OBJECTIVE: Examine each line of the data. Copy those that contain the string "this".

DATA PROVIDED:
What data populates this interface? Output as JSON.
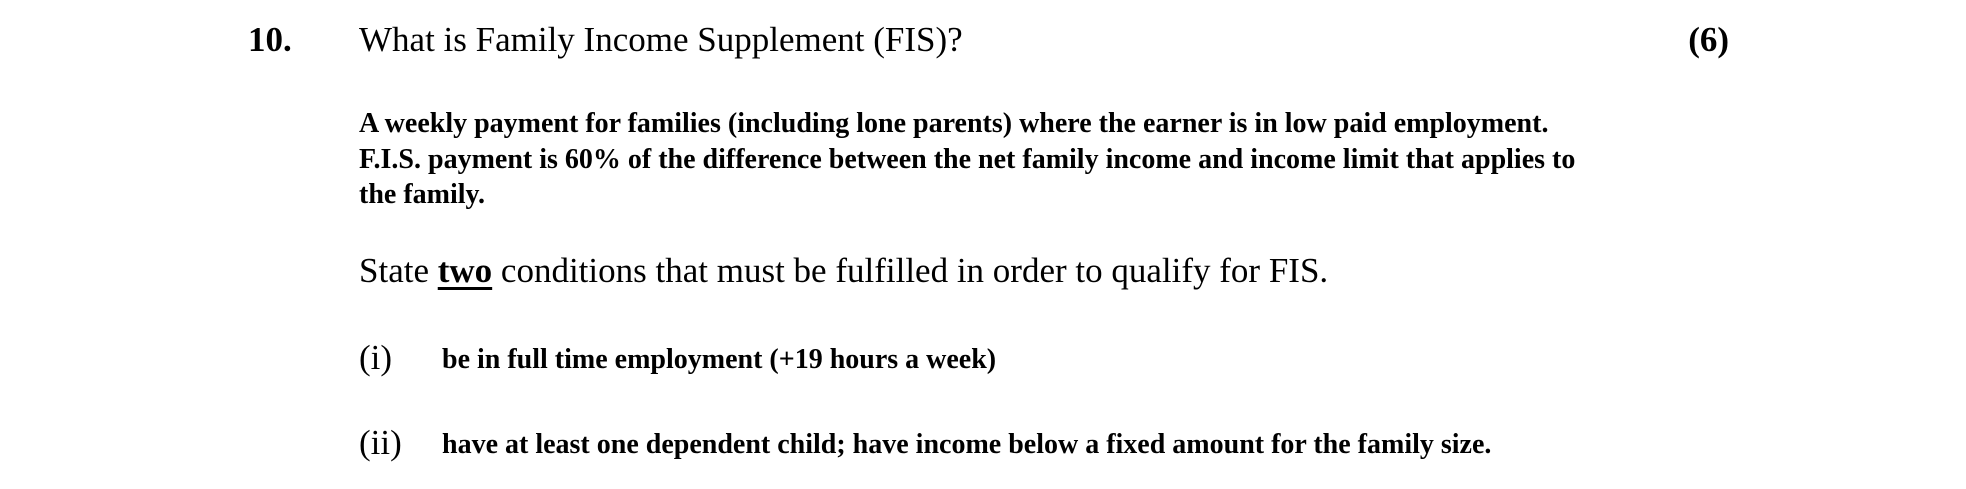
{
  "question": {
    "number": "10.",
    "text": "What is Family Income Supplement (FIS)?",
    "marks": "(6)"
  },
  "answer_lines": [
    "A weekly payment for families (including lone parents) where the earner is in low paid employment.",
    "F.I.S. payment is 60% of the difference between the net family income and income limit that applies to",
    "the family."
  ],
  "prompt": {
    "before": "State ",
    "emphasis": "two",
    "after": " conditions that must be fulfilled in order to qualify for FIS."
  },
  "conditions": [
    {
      "label": "(i)",
      "text": "be in full time employment (+19 hours a week)"
    },
    {
      "label": "(ii)",
      "text": "have at least one dependent child; have income below a fixed amount for the family size."
    }
  ]
}
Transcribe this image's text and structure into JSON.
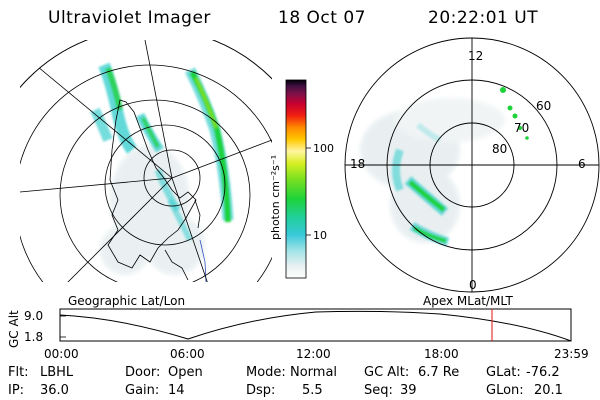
{
  "header": {
    "instrument": "Ultraviolet Imager",
    "date": "18 Oct 07",
    "time": "20:22:01 UT"
  },
  "colorbar": {
    "unit_label": "photon cm⁻²s⁻¹",
    "ticks": [
      "100",
      "10"
    ],
    "scale": "log"
  },
  "left_map": {
    "label": "Geographic Lat/Lon",
    "projection": "geographic"
  },
  "right_map": {
    "label": "Apex MLat/MLT",
    "mlt_labels": {
      "top": "12",
      "left": "18",
      "right": "6",
      "bottom": "0"
    },
    "mlat_labels": [
      "60",
      "70",
      "80"
    ]
  },
  "altitude_plot": {
    "ylabel": "GC Alt",
    "yticks": [
      "9.0",
      "1.8"
    ],
    "xticks": [
      "00:00",
      "06:00",
      "12:00",
      "18:00",
      "23:59"
    ],
    "marker_time": "20:22",
    "marker_color": "#e01010"
  },
  "status": {
    "flt_label": "Flt:",
    "flt_value": "LBHL",
    "ip_label": "IP:",
    "ip_value": "36.0",
    "door_label": "Door:",
    "door_value": "Open",
    "gain_label": "Gain:",
    "gain_value": "14",
    "mode_label": "Mode:",
    "mode_value": "Normal",
    "dsp_label": "Dsp:",
    "dsp_value": "5.5",
    "gcalt_label": "GC Alt:",
    "gcalt_value": "6.7 Re",
    "seq_label": "Seq:",
    "seq_value": "39",
    "glat_label": "GLat:",
    "glat_value": "-76.2",
    "glon_label": "GLon:",
    "glon_value": "20.1"
  }
}
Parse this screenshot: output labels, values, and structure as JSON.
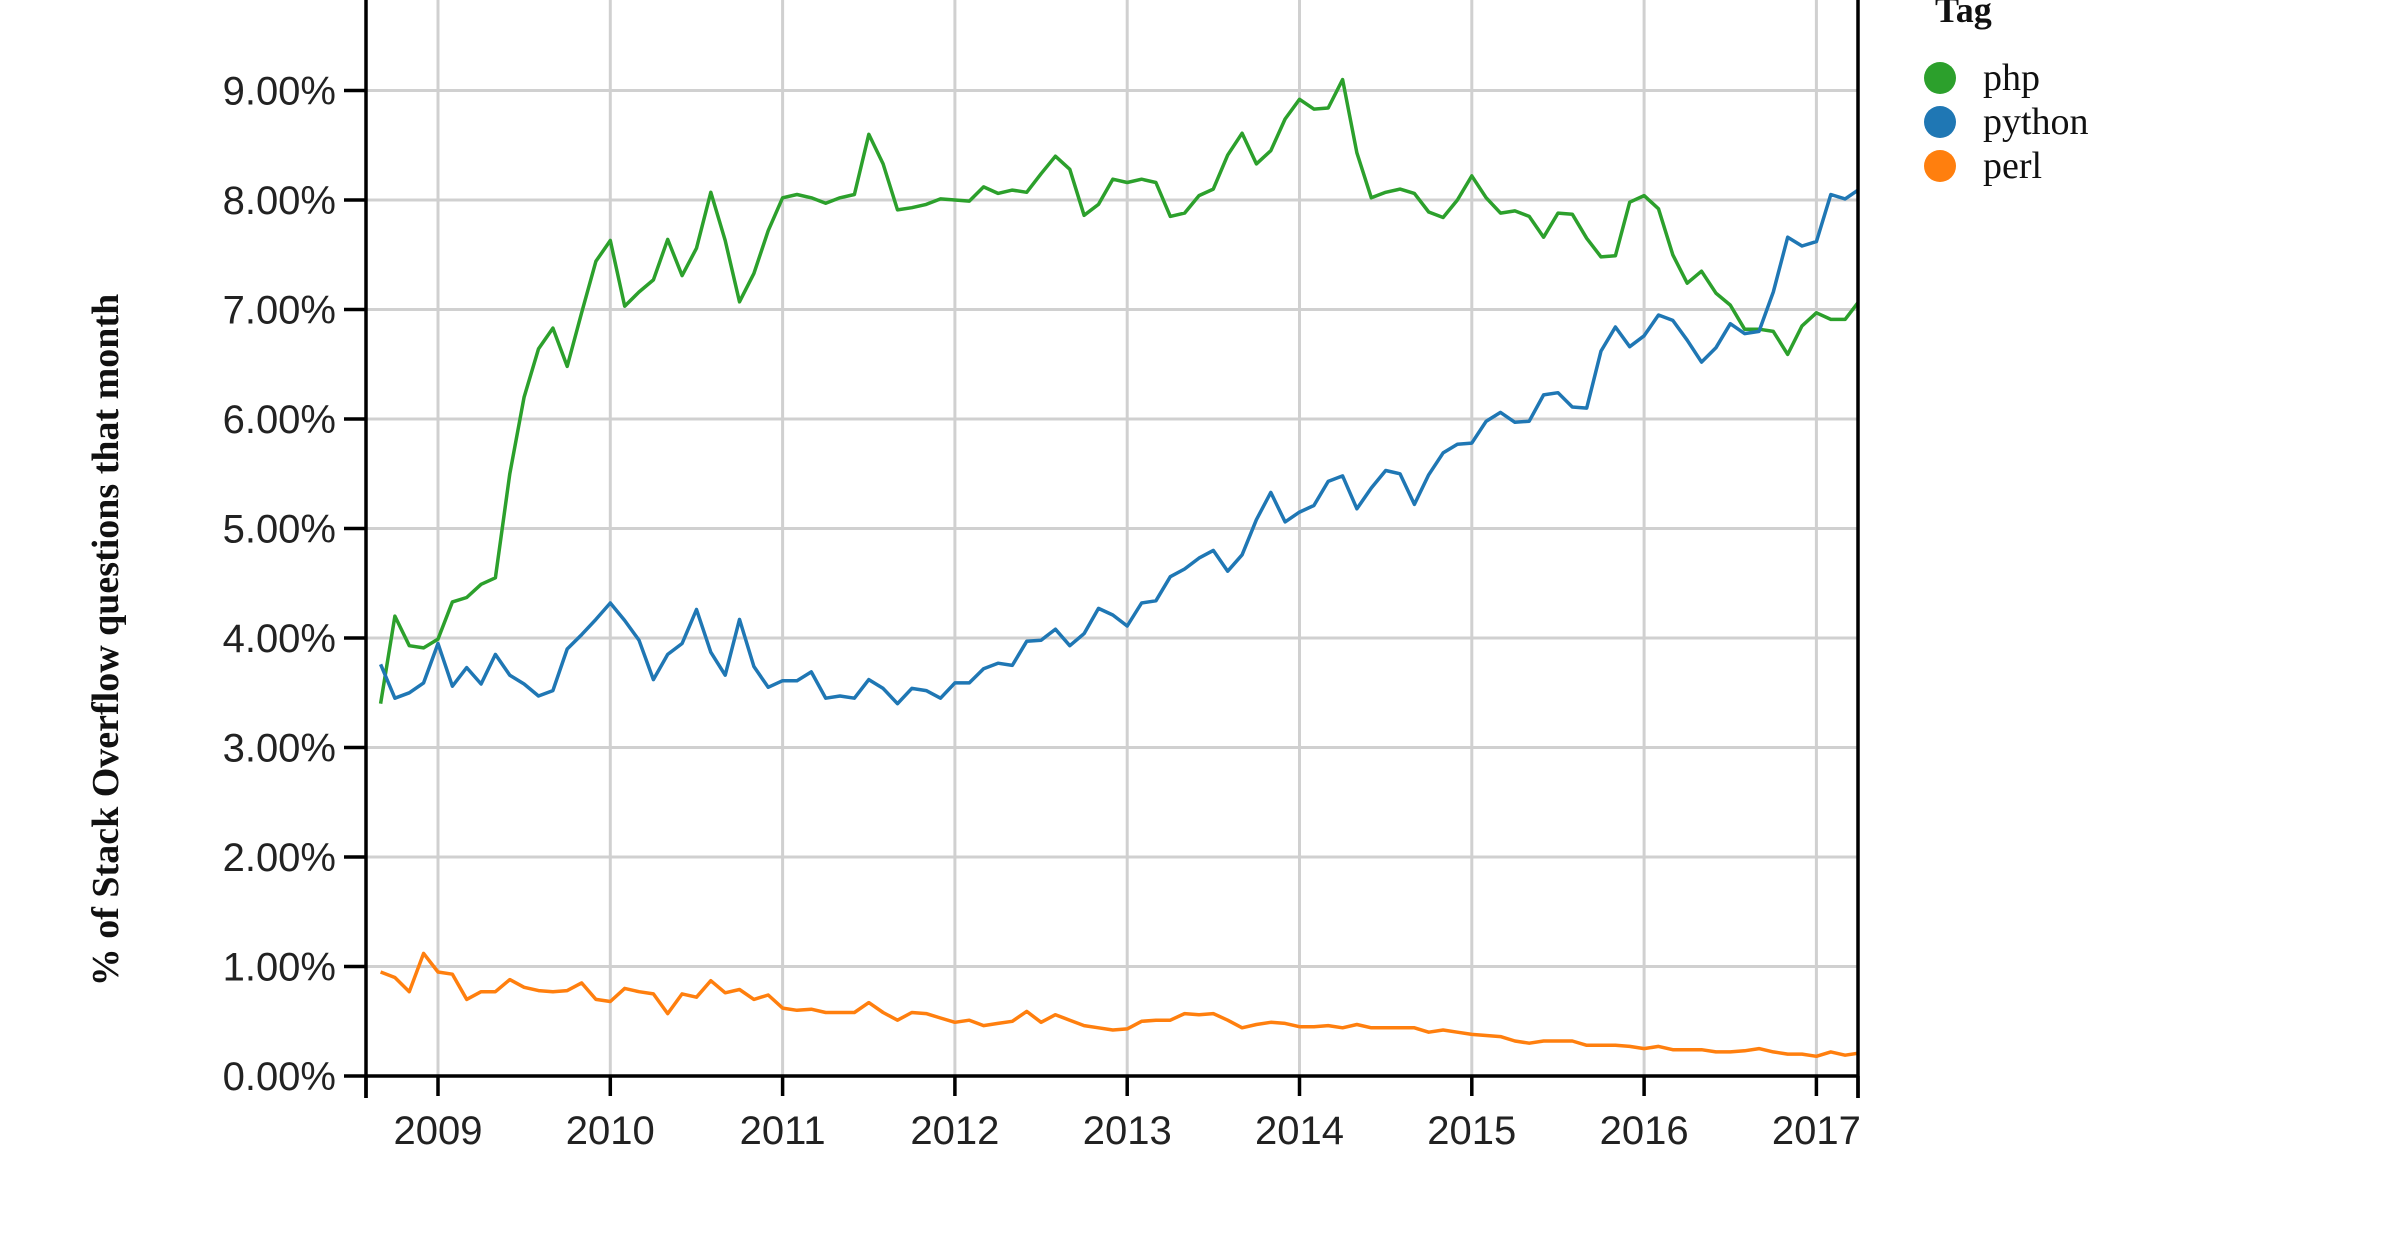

WORKED SOLUTION:
What data populates this interface? Output as JSON.
Transcribe this image's text and structure into JSON.
Parse this screenshot: output labels, values, and structure as JSON.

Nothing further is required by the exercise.